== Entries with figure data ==
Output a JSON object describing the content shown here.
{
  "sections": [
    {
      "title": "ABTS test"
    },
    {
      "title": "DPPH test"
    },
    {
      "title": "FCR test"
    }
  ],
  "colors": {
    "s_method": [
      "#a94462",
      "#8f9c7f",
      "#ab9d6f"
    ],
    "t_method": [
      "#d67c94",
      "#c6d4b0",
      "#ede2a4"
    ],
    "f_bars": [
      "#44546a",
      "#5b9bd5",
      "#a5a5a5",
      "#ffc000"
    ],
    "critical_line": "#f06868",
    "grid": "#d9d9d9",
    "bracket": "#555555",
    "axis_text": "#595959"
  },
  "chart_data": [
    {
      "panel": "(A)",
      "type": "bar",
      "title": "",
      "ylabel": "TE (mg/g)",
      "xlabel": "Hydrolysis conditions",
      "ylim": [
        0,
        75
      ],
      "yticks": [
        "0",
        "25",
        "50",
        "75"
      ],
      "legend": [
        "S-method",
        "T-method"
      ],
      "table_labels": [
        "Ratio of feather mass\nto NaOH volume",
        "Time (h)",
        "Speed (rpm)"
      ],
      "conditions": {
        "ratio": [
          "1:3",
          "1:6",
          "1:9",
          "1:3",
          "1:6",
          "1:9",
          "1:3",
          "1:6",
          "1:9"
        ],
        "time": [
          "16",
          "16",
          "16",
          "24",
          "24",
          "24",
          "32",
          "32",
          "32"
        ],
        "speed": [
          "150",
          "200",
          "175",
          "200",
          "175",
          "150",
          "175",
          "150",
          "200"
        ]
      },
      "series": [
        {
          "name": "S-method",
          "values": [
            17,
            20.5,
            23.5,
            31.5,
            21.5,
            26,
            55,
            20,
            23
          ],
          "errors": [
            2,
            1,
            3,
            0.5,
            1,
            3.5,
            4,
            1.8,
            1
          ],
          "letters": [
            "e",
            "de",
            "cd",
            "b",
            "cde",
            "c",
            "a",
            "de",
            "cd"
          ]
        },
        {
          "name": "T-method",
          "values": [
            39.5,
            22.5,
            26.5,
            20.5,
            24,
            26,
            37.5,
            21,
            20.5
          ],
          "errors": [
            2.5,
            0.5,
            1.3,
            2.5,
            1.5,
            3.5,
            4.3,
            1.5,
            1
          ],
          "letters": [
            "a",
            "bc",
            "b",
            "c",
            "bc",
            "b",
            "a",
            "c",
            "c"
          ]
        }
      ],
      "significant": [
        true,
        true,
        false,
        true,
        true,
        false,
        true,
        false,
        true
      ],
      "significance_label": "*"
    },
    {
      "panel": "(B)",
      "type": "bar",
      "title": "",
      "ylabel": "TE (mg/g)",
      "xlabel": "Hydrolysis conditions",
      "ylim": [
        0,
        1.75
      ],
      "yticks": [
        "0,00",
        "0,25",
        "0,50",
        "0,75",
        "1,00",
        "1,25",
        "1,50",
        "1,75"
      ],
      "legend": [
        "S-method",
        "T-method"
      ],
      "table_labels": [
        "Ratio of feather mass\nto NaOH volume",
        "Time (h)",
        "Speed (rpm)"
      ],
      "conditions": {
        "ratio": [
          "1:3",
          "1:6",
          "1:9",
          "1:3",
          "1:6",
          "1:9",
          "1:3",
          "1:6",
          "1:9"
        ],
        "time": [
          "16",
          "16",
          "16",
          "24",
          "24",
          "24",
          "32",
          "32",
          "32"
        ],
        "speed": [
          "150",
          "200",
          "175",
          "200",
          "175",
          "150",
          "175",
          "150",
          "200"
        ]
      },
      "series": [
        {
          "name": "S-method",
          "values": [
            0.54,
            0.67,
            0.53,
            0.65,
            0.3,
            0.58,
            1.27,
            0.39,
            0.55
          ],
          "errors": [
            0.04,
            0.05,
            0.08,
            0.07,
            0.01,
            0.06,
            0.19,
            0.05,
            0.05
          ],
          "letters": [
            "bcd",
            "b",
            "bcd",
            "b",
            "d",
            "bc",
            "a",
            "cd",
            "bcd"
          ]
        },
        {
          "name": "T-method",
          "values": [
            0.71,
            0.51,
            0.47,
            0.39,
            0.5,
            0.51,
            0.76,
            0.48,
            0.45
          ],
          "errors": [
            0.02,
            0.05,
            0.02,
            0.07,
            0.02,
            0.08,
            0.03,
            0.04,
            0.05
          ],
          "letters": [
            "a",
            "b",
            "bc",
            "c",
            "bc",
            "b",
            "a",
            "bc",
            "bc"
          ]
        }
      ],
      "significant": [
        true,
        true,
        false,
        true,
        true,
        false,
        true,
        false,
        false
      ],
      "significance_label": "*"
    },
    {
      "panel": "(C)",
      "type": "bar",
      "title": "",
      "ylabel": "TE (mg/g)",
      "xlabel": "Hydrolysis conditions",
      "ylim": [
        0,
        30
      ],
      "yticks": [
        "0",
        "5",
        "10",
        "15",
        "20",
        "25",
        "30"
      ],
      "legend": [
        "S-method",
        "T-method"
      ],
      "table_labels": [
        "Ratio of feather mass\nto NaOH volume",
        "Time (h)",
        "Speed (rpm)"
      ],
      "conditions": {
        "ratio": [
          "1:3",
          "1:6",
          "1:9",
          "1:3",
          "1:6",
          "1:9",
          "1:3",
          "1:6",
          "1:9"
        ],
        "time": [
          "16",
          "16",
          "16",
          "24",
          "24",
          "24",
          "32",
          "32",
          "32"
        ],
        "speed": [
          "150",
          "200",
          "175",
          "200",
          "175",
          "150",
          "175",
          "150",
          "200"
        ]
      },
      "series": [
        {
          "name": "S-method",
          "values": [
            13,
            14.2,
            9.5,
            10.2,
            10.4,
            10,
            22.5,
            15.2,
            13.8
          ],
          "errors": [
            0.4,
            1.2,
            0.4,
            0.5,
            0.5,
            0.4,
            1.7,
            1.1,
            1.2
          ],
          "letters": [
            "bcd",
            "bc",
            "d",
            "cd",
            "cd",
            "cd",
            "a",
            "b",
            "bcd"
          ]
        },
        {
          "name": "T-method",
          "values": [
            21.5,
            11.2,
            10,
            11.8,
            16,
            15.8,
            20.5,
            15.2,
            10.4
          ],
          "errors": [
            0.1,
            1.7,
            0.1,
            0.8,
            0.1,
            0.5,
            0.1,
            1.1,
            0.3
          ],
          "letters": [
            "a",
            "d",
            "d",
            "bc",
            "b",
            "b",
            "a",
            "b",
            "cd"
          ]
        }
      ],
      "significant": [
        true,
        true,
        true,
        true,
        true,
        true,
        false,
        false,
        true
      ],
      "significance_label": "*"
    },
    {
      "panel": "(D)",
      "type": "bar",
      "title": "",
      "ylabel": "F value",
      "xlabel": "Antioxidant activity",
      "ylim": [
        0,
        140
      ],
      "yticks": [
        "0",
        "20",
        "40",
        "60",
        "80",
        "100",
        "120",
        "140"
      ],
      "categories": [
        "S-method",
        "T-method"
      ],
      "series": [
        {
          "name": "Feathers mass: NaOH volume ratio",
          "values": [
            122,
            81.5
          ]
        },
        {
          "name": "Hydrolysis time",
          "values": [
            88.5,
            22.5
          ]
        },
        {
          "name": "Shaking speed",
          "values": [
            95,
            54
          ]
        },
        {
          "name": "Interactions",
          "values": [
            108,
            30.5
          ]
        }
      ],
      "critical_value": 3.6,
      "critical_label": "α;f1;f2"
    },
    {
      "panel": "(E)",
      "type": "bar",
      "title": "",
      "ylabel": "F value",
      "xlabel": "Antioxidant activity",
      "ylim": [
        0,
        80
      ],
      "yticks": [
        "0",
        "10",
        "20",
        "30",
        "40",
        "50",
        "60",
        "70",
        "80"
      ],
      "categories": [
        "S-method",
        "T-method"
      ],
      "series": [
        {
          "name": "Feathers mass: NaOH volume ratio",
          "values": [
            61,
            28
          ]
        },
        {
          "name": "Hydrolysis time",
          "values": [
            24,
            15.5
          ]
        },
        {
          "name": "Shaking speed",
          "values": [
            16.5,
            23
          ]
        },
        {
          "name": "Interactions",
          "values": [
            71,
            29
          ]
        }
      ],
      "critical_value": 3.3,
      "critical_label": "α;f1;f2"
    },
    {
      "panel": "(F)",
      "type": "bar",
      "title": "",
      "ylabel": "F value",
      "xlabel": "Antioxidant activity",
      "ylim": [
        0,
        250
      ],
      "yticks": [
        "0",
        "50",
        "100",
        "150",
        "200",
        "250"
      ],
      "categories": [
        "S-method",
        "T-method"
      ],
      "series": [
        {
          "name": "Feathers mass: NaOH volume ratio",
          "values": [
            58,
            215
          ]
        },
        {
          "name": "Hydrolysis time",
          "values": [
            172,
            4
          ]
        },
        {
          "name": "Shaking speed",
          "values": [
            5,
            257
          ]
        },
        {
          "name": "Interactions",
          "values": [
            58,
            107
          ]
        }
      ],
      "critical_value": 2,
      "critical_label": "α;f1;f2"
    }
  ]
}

== GIVEN REQUEST ==
Looking at the records above, say how many lines hold the string "panel". Write nothing but the number.

== OUTPUT FOR THIS TASK ==
6